— Start ARTICLE —

The redis-rb gem, when configured with sentinels and master_name, will query the Sentinel cluster to discover the current master’s address. It will automatically reconnect and re-discover the master if a failover occurs. The role: 'master' option is crucial for ensuring the client connects to the master, not a replica.

Testing Failover

To simulate a failover, you can manually stop the primary Redis instance. On the primary Redis Droplet:

sudo systemctl stop redis-server

Observe the logs on your Sentinel nodes. You should see Sentinels detecting the master as down, electing a leader Sentinel, and promoting a replica (if configured) to become the new master. Your Ruby application, upon its next Redis operation that requires a connection, will query the Sentinels, discover the new master, and reconnect.

You can verify the new master by running redis-cli -p 26379 SENTINEL master mymaster on any Sentinel node. The output should reflect the new master’s IP address.

Architecting for Resilience: HAProxy for Application Load Balancing

While Redis Sentinel handles Redis failover, your application servers might also experience issues. A robust architecture often involves load balancing for the application layer itself. HAProxy is an excellent choice for this, providing high availability and load balancing for your Ruby web applications (e.g., Rails, Sinatra).

HAProxy Configuration (`haproxy.cfg`)

We’ll set up HAProxy to distribute traffic across multiple application server instances. For true high availability of HAProxy itself, you would typically run two HAProxy instances in an active/passive or active/active setup using Keepalived or similar. For this example, we focus on a single HAProxy instance acting as a load balancer for your Ruby app servers.

Assume you have at least two Ruby application servers (e.g., Puma/Unicorn) running on Droplets 10.10.0.10 and 10.10.0.11, listening on port 3000.

# /etc/haproxy/haproxy.cfg

global
    log /dev/log    local0
    log /dev/log    local1 notice
    chroot /var/lib/haproxy
    stats socket /run/haproxy/admin.sock mode 660 level admin expose-fd listeners
    stats timeout 30s
    user haproxy
    group haproxy
    daemon

defaults
    log     global
    mode    http
    option  httplog
    option  dontlognull
    timeout connect 5000
    timeout client  50000
    timeout server  50000
    errorfile 400 /etc/haproxy/errors/400.http
    errorfile 403 /etc/haproxy/errors/403.http
    errorfile 408 /etc/haproxy/errors/408.http
    errorfile 500 /etc/haproxy/errors/500.http
    errorfile 502 /etc/haproxy/errors/502.http
    errorfile 503 /etc/haproxy/errors/503.http
    errorfile 504 /etc/haproxy/errors/504.http

frontend http_frontend
    bind *:80
    # Use the Redis client configuration from the previous section
    # Ensure your application connects to the Redis instance via the
    # application's configuration, not directly from HAProxy to Redis.

— End ARTICLE —
— Start EXCERPTED DATA —

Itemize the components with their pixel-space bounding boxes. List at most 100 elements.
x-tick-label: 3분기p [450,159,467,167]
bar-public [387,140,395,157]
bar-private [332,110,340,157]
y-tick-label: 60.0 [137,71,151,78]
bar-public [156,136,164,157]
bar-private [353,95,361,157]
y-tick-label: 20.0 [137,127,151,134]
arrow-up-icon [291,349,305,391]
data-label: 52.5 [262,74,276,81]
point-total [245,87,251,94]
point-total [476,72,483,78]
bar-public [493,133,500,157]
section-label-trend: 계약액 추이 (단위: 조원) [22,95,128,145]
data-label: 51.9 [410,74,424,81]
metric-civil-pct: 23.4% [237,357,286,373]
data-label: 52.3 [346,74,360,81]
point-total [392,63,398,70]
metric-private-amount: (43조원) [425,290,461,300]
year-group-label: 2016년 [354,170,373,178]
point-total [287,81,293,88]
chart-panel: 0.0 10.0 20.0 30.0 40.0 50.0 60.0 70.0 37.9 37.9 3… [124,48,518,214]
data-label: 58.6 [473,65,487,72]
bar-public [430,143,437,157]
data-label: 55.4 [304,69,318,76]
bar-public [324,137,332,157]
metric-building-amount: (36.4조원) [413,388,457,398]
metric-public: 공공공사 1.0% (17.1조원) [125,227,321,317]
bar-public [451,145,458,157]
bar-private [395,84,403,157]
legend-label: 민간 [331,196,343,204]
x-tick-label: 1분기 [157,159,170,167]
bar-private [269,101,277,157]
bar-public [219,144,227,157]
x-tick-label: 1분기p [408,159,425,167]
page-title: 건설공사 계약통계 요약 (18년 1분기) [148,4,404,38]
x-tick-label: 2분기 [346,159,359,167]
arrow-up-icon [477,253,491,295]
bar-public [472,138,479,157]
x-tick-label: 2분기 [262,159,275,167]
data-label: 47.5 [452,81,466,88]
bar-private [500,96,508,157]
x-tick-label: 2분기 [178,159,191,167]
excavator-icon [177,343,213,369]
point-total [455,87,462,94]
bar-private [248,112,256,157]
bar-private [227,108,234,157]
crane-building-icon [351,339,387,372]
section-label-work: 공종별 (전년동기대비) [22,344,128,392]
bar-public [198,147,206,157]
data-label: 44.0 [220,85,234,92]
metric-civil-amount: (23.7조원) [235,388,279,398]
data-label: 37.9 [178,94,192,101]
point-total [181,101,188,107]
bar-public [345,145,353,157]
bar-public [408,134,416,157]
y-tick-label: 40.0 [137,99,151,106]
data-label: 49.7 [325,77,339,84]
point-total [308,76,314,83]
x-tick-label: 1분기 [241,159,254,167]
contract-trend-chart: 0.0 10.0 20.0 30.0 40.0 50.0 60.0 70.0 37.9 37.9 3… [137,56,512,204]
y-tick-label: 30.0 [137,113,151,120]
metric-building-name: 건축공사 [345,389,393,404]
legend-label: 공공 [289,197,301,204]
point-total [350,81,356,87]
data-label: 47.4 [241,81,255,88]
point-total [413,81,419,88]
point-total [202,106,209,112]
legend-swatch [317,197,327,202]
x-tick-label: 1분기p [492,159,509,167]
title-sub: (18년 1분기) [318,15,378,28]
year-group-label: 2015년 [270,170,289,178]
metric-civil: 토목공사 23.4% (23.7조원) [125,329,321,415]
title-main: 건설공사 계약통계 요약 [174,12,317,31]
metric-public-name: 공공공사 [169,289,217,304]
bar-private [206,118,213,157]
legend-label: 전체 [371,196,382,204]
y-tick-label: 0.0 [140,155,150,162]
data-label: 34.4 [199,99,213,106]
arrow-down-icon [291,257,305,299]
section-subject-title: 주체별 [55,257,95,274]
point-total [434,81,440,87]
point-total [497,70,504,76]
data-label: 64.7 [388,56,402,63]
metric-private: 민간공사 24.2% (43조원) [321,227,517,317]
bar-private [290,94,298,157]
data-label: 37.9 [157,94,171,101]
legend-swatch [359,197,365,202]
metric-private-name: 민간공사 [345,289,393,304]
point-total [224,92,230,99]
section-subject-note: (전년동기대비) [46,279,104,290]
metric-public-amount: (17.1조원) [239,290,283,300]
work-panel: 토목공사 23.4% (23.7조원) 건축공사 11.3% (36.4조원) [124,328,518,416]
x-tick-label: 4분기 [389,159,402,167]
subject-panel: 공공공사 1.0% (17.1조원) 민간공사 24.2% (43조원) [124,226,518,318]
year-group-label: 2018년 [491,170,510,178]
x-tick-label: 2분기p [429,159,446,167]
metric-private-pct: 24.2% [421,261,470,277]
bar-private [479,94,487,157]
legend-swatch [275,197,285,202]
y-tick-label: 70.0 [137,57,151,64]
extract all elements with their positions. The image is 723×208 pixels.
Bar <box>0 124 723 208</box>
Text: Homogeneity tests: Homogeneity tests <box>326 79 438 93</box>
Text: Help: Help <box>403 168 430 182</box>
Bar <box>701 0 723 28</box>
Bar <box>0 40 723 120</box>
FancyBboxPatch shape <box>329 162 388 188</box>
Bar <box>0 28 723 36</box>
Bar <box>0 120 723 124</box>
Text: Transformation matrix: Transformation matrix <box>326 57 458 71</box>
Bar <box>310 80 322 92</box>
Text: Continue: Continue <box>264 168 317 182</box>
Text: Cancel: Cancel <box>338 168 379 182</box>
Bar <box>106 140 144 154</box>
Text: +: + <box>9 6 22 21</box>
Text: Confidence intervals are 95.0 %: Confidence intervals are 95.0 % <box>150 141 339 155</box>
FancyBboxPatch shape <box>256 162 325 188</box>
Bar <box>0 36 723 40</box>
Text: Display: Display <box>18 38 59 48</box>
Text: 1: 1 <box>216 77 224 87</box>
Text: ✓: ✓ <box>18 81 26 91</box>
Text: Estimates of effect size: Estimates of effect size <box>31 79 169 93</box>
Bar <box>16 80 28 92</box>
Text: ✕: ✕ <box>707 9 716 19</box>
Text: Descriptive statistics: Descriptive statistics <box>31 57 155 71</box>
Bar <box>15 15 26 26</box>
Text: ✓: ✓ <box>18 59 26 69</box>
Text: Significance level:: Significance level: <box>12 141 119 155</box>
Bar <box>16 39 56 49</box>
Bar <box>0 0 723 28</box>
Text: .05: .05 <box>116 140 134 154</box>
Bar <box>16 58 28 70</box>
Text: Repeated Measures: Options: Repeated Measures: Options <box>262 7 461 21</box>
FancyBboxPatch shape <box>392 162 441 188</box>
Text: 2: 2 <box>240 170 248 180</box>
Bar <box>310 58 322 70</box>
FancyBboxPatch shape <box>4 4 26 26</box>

— End EXCERPTED DATA —

DIRECTIVE 1> Copy the article on Redis failover, beginning at the words "sudo systemctl stop" and stopping after "master’s IP address.", swapping each "Ruby application" for "Rails application".
DIRECTIVE 2>
Answer these questions from the article on Redis failover:
(a) What does the role: 'master' option ensure?
(b) On which port is redis-cli run to verify the new master?
(c) On which port do the Ruby application servers listen?
The data above come from a different source than the article on Redis failover.

CORRECT RESULT 1>
sudo systemctl stop redis-server

Observe the logs on your Sentinel nodes. You should see Sentinels detecting the master as down, electing a leader Sentinel, and promoting a replica (if configured) to become the new master. Your Rails application, upon its next Redis operation that requires a connection, will query the Sentinels, discover the new master, and reconnect.

You can verify the new master by running redis-cli -p 26379 SENTINEL master mymaster on any Sentinel node. The output should reflect the new master’s IP address.

CORRECT RESULT 2>
(a) It ensures that the client connects to the master, not a replica.
(b) Port 26379.
(c) Port 3000.